WRITTEN TASK: Everything in the listing except the pictures should be written out exactly.

DATASET EXCERPTS:
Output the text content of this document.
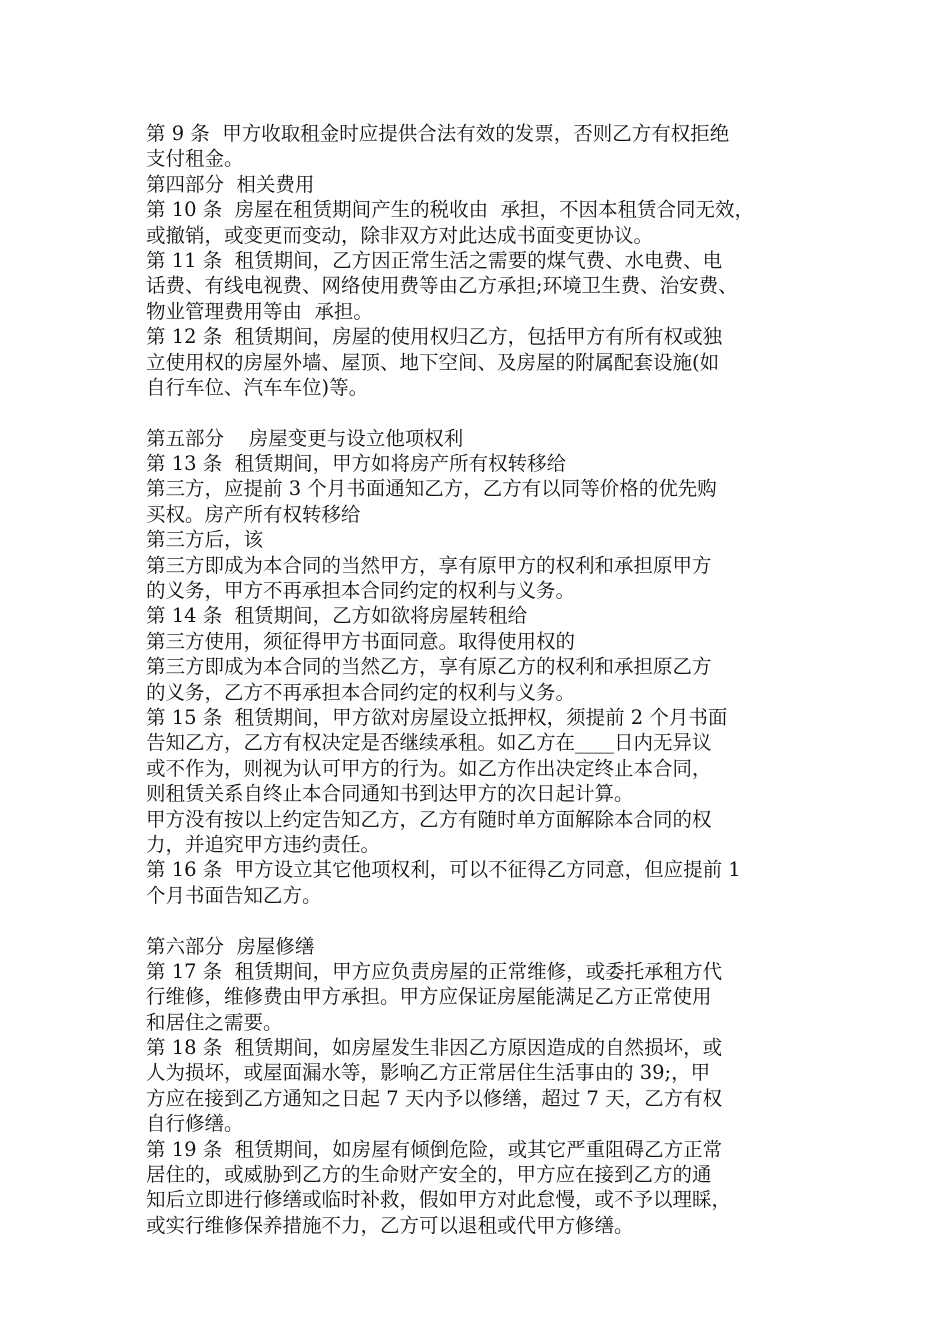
第 9 条  甲方收取租金时应提供合法有效的发票，否则乙方有权拒绝
支付租金。
第四部分  相关费用
第 10 条  房屋在租赁期间产生的税收由  承担，不因本租赁合同无效，
或撤销，或变更而变动，除非双方对此达成书面变更协议。
第 11 条  租赁期间，乙方因正常生活之需要的煤气费、水电费、电
话费、有线电视费、网络使用费等由乙方承担;环境卫生费、治安费、
物业管理费用等由  承担。
第 12 条  租赁期间，房屋的使用权归乙方，包括甲方有所有权或独
立使用权的房屋外墙、屋顶、地下空间、及房屋的附属配套设施(如
自行车位、汽车车位)等。
第五部分    房屋变更与设立他项权利
第 13 条  租赁期间，甲方如将房产所有权转移给
第三方，应提前 3 个月书面通知乙方，乙方有以同等价格的优先购
买权。房产所有权转移给
第三方后，该
第三方即成为本合同的当然甲方，享有原甲方的权利和承担原甲方
的义务，甲方不再承担本合同约定的权利与义务。
第 14 条  租赁期间，乙方如欲将房屋转租给
第三方使用，须征得甲方书面同意。取得使用权的
第三方即成为本合同的当然乙方，享有原乙方的权利和承担原乙方
的义务，乙方不再承担本合同约定的权利与义务。
第 15 条  租赁期间，甲方欲对房屋设立抵押权，须提前 2 个月书面
告知乙方，乙方有权决定是否继续承租。如乙方在____日内无异议
或不作为，则视为认可甲方的行为。如乙方作出决定终止本合同，
则租赁关系自终止本合同通知书到达甲方的次日起计算。
甲方没有按以上约定告知乙方，乙方有随时单方面解除本合同的权
力，并追究甲方违约责任。
第 16 条  甲方设立其它他项权利，可以不征得乙方同意，但应提前 1
个月书面告知乙方。
第六部分  房屋修缮
第 17 条  租赁期间，甲方应负责房屋的正常维修，或委托承租方代
行维修，维修费由甲方承担。甲方应保证房屋能满足乙方正常使用
和居住之需要。
第 18 条  租赁期间，如房屋发生非因乙方原因造成的自然损坏，或
人为损坏，或屋面漏水等，影响乙方正常居住生活事由的 39;，甲
方应在接到乙方通知之日起 7 天内予以修缮，超过 7 天，乙方有权
自行修缮。
第 19 条  租赁期间，如房屋有倾倒危险，或其它严重阻碍乙方正常
居住的，或威胁到乙方的生命财产安全的，甲方应在接到乙方的通
知后立即进行修缮或临时补救，假如甲方对此怠慢，或不予以理睬，
或实行维修保养措施不力，乙方可以退租或代甲方修缮。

EXERCISE SOLUTION:
Output the text content of this document.
第 9 条  甲方收取租金时应提供合法有效的发票，否则乙方有权拒绝
支付租金。
第四部分  相关费用
第 10 条  房屋在租赁期间产生的税收由  承担，不因本租赁合同无效，
或撤销，或变更而变动，除非双方对此达成书面变更协议。
第 11 条  租赁期间，乙方因正常生活之需要的煤气费、水电费、电
话费、有线电视费、网络使用费等由乙方承担;环境卫生费、治安费、
物业管理费用等由  承担。
第 12 条  租赁期间，房屋的使用权归乙方，包括甲方有所有权或独
立使用权的房屋外墙、屋顶、地下空间、及房屋的附属配套设施(如
自行车位、汽车车位)等。
第五部分    房屋变更与设立他项权利
第 13 条  租赁期间，甲方如将房产所有权转移给
第三方，应提前 3 个月书面通知乙方，乙方有以同等价格的优先购
买权。房产所有权转移给
第三方后，该
第三方即成为本合同的当然甲方，享有原甲方的权利和承担原甲方
的义务，甲方不再承担本合同约定的权利与义务。
第 14 条  租赁期间，乙方如欲将房屋转租给
第三方使用，须征得甲方书面同意。取得使用权的
第三方即成为本合同的当然乙方，享有原乙方的权利和承担原乙方
的义务，乙方不再承担本合同约定的权利与义务。
第 15 条  租赁期间，甲方欲对房屋设立抵押权，须提前 2 个月书面
告知乙方，乙方有权决定是否继续承租。如乙方在____日内无异议
或不作为，则视为认可甲方的行为。如乙方作出决定终止本合同，
则租赁关系自终止本合同通知书到达甲方的次日起计算。
甲方没有按以上约定告知乙方，乙方有随时单方面解除本合同的权
力，并追究甲方违约责任。
第 16 条  甲方设立其它他项权利，可以不征得乙方同意，但应提前 1
个月书面告知乙方。
第六部分  房屋修缮
第 17 条  租赁期间，甲方应负责房屋的正常维修，或委托承租方代
行维修，维修费由甲方承担。甲方应保证房屋能满足乙方正常使用
和居住之需要。
第 18 条  租赁期间，如房屋发生非因乙方原因造成的自然损坏，或
人为损坏，或屋面漏水等，影响乙方正常居住生活事由的 39;，甲
方应在接到乙方通知之日起 7 天内予以修缮，超过 7 天，乙方有权
自行修缮。
第 19 条  租赁期间，如房屋有倾倒危险，或其它严重阻碍乙方正常
居住的，或威胁到乙方的生命财产安全的，甲方应在接到乙方的通
知后立即进行修缮或临时补救，假如甲方对此怠慢，或不予以理睬，
或实行维修保养措施不力，乙方可以退租或代甲方修缮。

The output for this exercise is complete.